%%

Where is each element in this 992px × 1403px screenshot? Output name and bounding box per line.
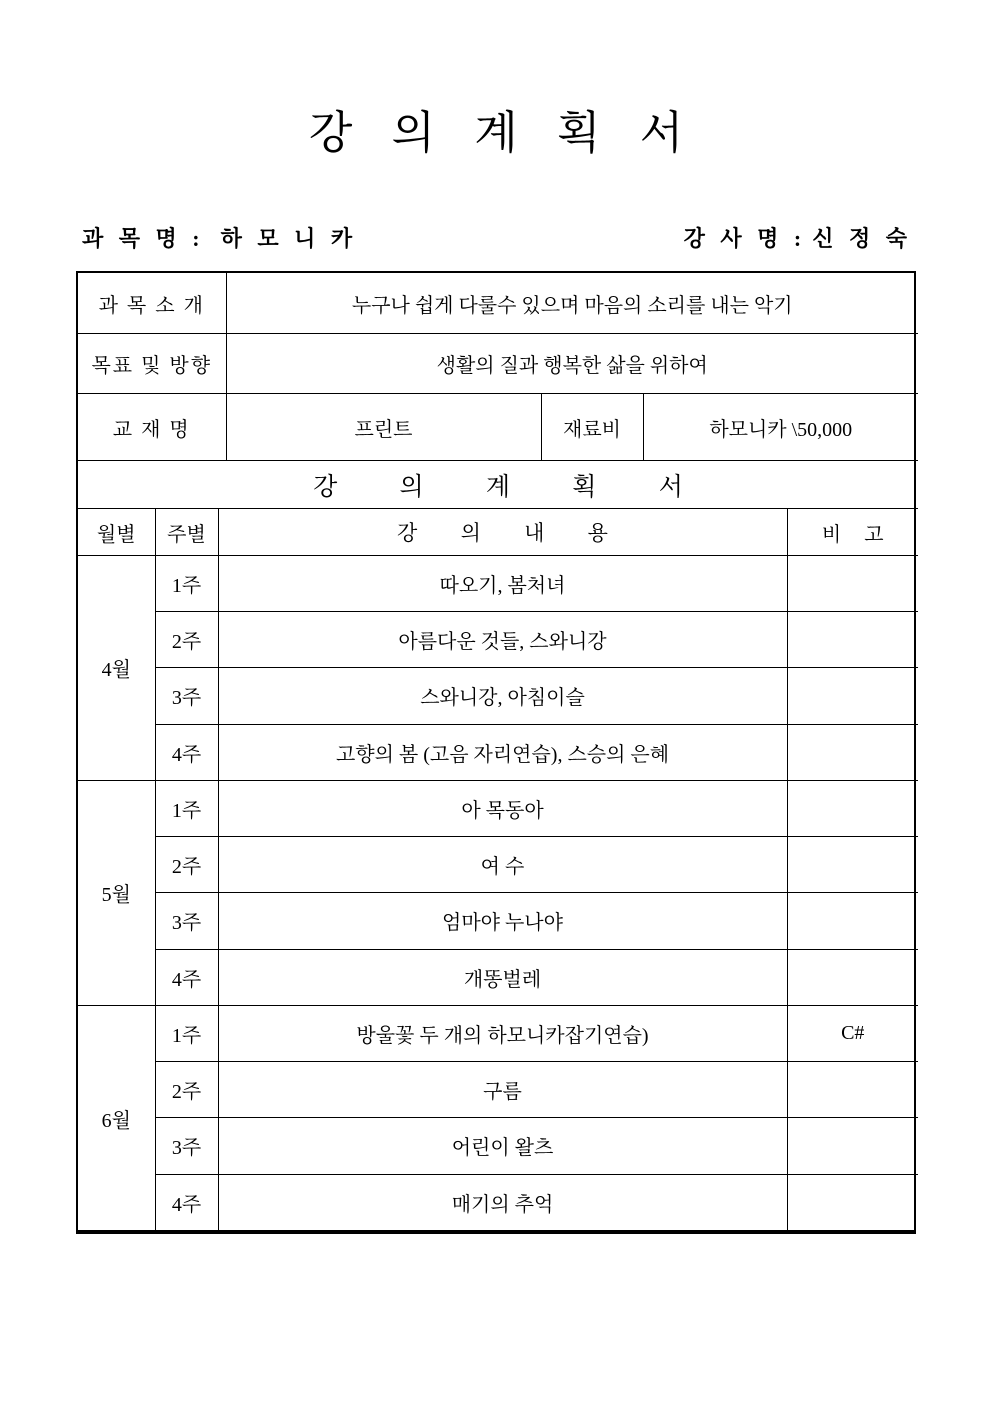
col-header-note: 비 고 xyxy=(787,509,918,555)
month-cell: 5월 xyxy=(78,780,155,1005)
table-row xyxy=(78,893,918,949)
week-cell: 2주 xyxy=(155,837,218,893)
note-cell: C# xyxy=(787,1005,918,1061)
page-title: 강 의 계 획 서 xyxy=(308,108,698,158)
table-row xyxy=(78,555,918,611)
note-cell xyxy=(787,1174,918,1230)
note-cell xyxy=(787,668,918,724)
fee-value: 하모니카 \50,000 xyxy=(643,394,918,461)
overview-row-textbook xyxy=(78,394,918,461)
overview-value-intro: 누구나 쉽게 다룰수 있으며 마음의 소리를 내는 악기 xyxy=(226,273,918,334)
note-cell xyxy=(787,724,918,780)
section-title: 강 의 계 획 서 xyxy=(78,461,918,509)
week-cell: 3주 xyxy=(155,668,218,724)
overview-label-goal: 목표 및 방향 xyxy=(78,334,226,394)
content-cell: 구름 xyxy=(218,1062,787,1118)
week-cell: 4주 xyxy=(155,724,218,780)
overview-row-intro xyxy=(78,273,918,334)
note-cell xyxy=(787,893,918,949)
instructor-value: 신 정 숙 xyxy=(812,225,912,251)
overview-row-goal xyxy=(78,334,918,394)
content-cell: 고향의 봄 (고음 자리연습), 스승의 은혜 xyxy=(218,724,787,780)
week-cell: 4주 xyxy=(155,949,218,1005)
section-title-row xyxy=(78,461,918,509)
content-cell: 매기의 추억 xyxy=(218,1174,787,1230)
subject-label: 과 목 명 : xyxy=(82,225,205,251)
note-cell xyxy=(787,780,918,836)
table-row xyxy=(78,780,918,836)
week-cell: 4주 xyxy=(155,1174,218,1230)
table-row xyxy=(78,837,918,893)
overview-label-intro: 과 목 소 개 xyxy=(78,273,226,334)
table-row xyxy=(78,949,918,1005)
col-header-content: 강 의 내 용 xyxy=(218,509,787,555)
table-row xyxy=(78,612,918,668)
subject-field xyxy=(82,222,357,253)
content-cell: 여 수 xyxy=(218,837,787,893)
overview-label-textbook: 교 재 명 xyxy=(78,394,226,461)
table-row xyxy=(78,1174,918,1230)
week-cell: 1주 xyxy=(155,1005,218,1061)
fee-label: 재료비 xyxy=(541,394,643,461)
overview-table xyxy=(78,273,918,510)
week-cell: 3주 xyxy=(155,893,218,949)
content-cell: 따오기, 봄처녀 xyxy=(218,555,787,611)
overview-value-goal: 생활의 질과 행복한 삶을 위하여 xyxy=(226,334,918,394)
info-line xyxy=(76,222,916,253)
note-cell xyxy=(787,612,918,668)
content-cell: 스와니강, 아침이슬 xyxy=(218,668,787,724)
table-row xyxy=(78,724,918,780)
content-cell: 엄마야 누나야 xyxy=(218,893,787,949)
table-row xyxy=(78,1062,918,1118)
month-cell: 6월 xyxy=(78,1005,155,1230)
note-cell xyxy=(787,949,918,1005)
content-cell: 방울꽃 두 개의 하모니카잡기연습) xyxy=(218,1005,787,1061)
schedule-table xyxy=(78,509,918,1230)
content-cell: 아름다운 것들, 스와니강 xyxy=(218,612,787,668)
week-cell: 2주 xyxy=(155,1062,218,1118)
instructor-field xyxy=(684,222,912,253)
textbook-value: 프린트 xyxy=(226,394,541,461)
plan-table xyxy=(76,271,916,1235)
table-row xyxy=(78,668,918,724)
week-cell: 2주 xyxy=(155,612,218,668)
note-cell xyxy=(787,1062,918,1118)
note-cell xyxy=(787,837,918,893)
schedule-header-row xyxy=(78,509,918,555)
week-cell: 1주 xyxy=(155,780,218,836)
col-header-month: 월별 xyxy=(78,509,155,555)
subject-value: 하 모 니 카 xyxy=(220,225,358,251)
note-cell xyxy=(787,1118,918,1174)
note-cell xyxy=(787,555,918,611)
col-header-week: 주별 xyxy=(155,509,218,555)
month-cell: 4월 xyxy=(78,555,155,780)
instructor-label: 강 사 명 : xyxy=(683,225,807,251)
week-cell: 1주 xyxy=(155,555,218,611)
week-cell: 3주 xyxy=(155,1118,218,1174)
content-cell: 아 목동아 xyxy=(218,780,787,836)
table-row xyxy=(78,1118,918,1174)
table-row xyxy=(78,1005,918,1061)
content-cell: 개똥벌레 xyxy=(218,949,787,1005)
content-cell: 어린이 왈츠 xyxy=(218,1118,787,1174)
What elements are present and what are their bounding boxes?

%%

Lay out the material as a Markdown table with the columns Row and Line, giving each line a row number and leaving out blank lines. Begin at the line that contains "col-header-note: 비 고 xyxy=(787,509,918,555)" and stop after the line that contains "content-cell: 아름다운 것들, 스와니강".

| Row | Line |
|---|---|
| 1 | col-header-note: 비 고 xyxy=(787,509,918,555) |
| 2 | month-cell: 5월 xyxy=(78,780,155,1005) |
| 3 | table-row xyxy=(78,893,918,949) |
| 4 | week-cell: 2주 xyxy=(155,837,218,893) |
| 5 | note-cell: C# xyxy=(787,1005,918,1061) |
| 6 | page-title: 강 의 계 획 서 xyxy=(308,108,698,158) |
| 7 | table-row xyxy=(78,555,918,611) |
| 8 | note-cell xyxy=(787,1174,918,1230) |
| 9 | note-cell xyxy=(787,668,918,724) |
| 10 | fee-value: 하모니카 \50,000 xyxy=(643,394,918,461) |
| 11 | overview-row-textbook xyxy=(78,394,918,461) |
| 12 | overview-value-intro: 누구나 쉽게 다룰수 있으며 마음의 소리를 내는 악기 xyxy=(226,273,918,334) |
| 13 | note-cell xyxy=(787,724,918,780) |
| 14 | section-title: 강 의 계 획 서 xyxy=(78,461,918,509) |
| 15 | week-cell: 3주 xyxy=(155,668,218,724) |
| 16 | overview-label-goal: 목표 및 방향 xyxy=(78,334,226,394) |
| 17 | content-cell: 구름 xyxy=(218,1062,787,1118) |
| 18 | week-cell: 4주 xyxy=(155,724,218,780) |
| 19 | overview-row-intro xyxy=(78,273,918,334) |
| 20 | note-cell xyxy=(787,893,918,949) |
| 21 | instructor-value: 신 정 숙 xyxy=(812,225,912,251) |
| 22 | overview-row-goal xyxy=(78,334,918,394) |
| 23 | content-cell: 고향의 봄 (고음 자리연습), 스승의 은혜 xyxy=(218,724,787,780) |
| 24 | week-cell: 4주 xyxy=(155,949,218,1005) |
| 25 | section-title-row xyxy=(78,461,918,509) |
| 26 | content-cell: 매기의 추억 xyxy=(218,1174,787,1230) |
| 27 | subject-label: 과 목 명 : xyxy=(82,225,205,251) |
| 28 | note-cell xyxy=(787,780,918,836) |
| 29 | table-row xyxy=(78,780,918,836) |
| 30 | week-cell: 4주 xyxy=(155,1174,218,1230) |
| 31 | table-row xyxy=(78,837,918,893) |
| 32 | overview-label-intro: 과 목 소 개 xyxy=(78,273,226,334) |
| 33 | table-row xyxy=(78,949,918,1005) |
| 34 | col-header-content: 강 의 내 용 xyxy=(218,509,787,555) |
| 35 | table-row xyxy=(78,612,918,668) |
| 36 | subject-field xyxy=(82,222,357,253) |
| 37 | content-cell: 여 수 xyxy=(218,837,787,893) |
| 38 | overview-label-textbook: 교 재 명 xyxy=(78,394,226,461) |
| 39 | table-row xyxy=(78,1174,918,1230) |
| 40 | week-cell: 1주 xyxy=(155,1005,218,1061) |
| 41 | fee-label: 재료비 xyxy=(541,394,643,461) |
| 42 | overview-table xyxy=(78,273,918,510) |
| 43 | week-cell: 3주 xyxy=(155,893,218,949) |
| 44 | content-cell: 따오기, 봄처녀 xyxy=(218,555,787,611) |
| 45 | overview-value-goal: 생활의 질과 행복한 삶을 위하여 xyxy=(226,334,918,394) |
| 46 | info-line xyxy=(76,222,916,253) |
| 47 | note-cell xyxy=(787,612,918,668) |
| 48 | content-cell: 스와니강, 아침이슬 xyxy=(218,668,787,724) |
| 49 | table-row xyxy=(78,724,918,780) |
| 50 | content-cell: 엄마야 누나야 xyxy=(218,893,787,949) |
| 51 | table-row xyxy=(78,1062,918,1118) |
| 52 | month-cell: 6월 xyxy=(78,1005,155,1230) |
| 53 | note-cell xyxy=(787,949,918,1005) |
| 54 | content-cell: 방울꽃 두 개의 하모니카잡기연습) xyxy=(218,1005,787,1061) |
| 55 | schedule-table xyxy=(78,509,918,1230) |
| 56 | content-cell: 아름다운 것들, 스와니강 xyxy=(218,612,787,668) |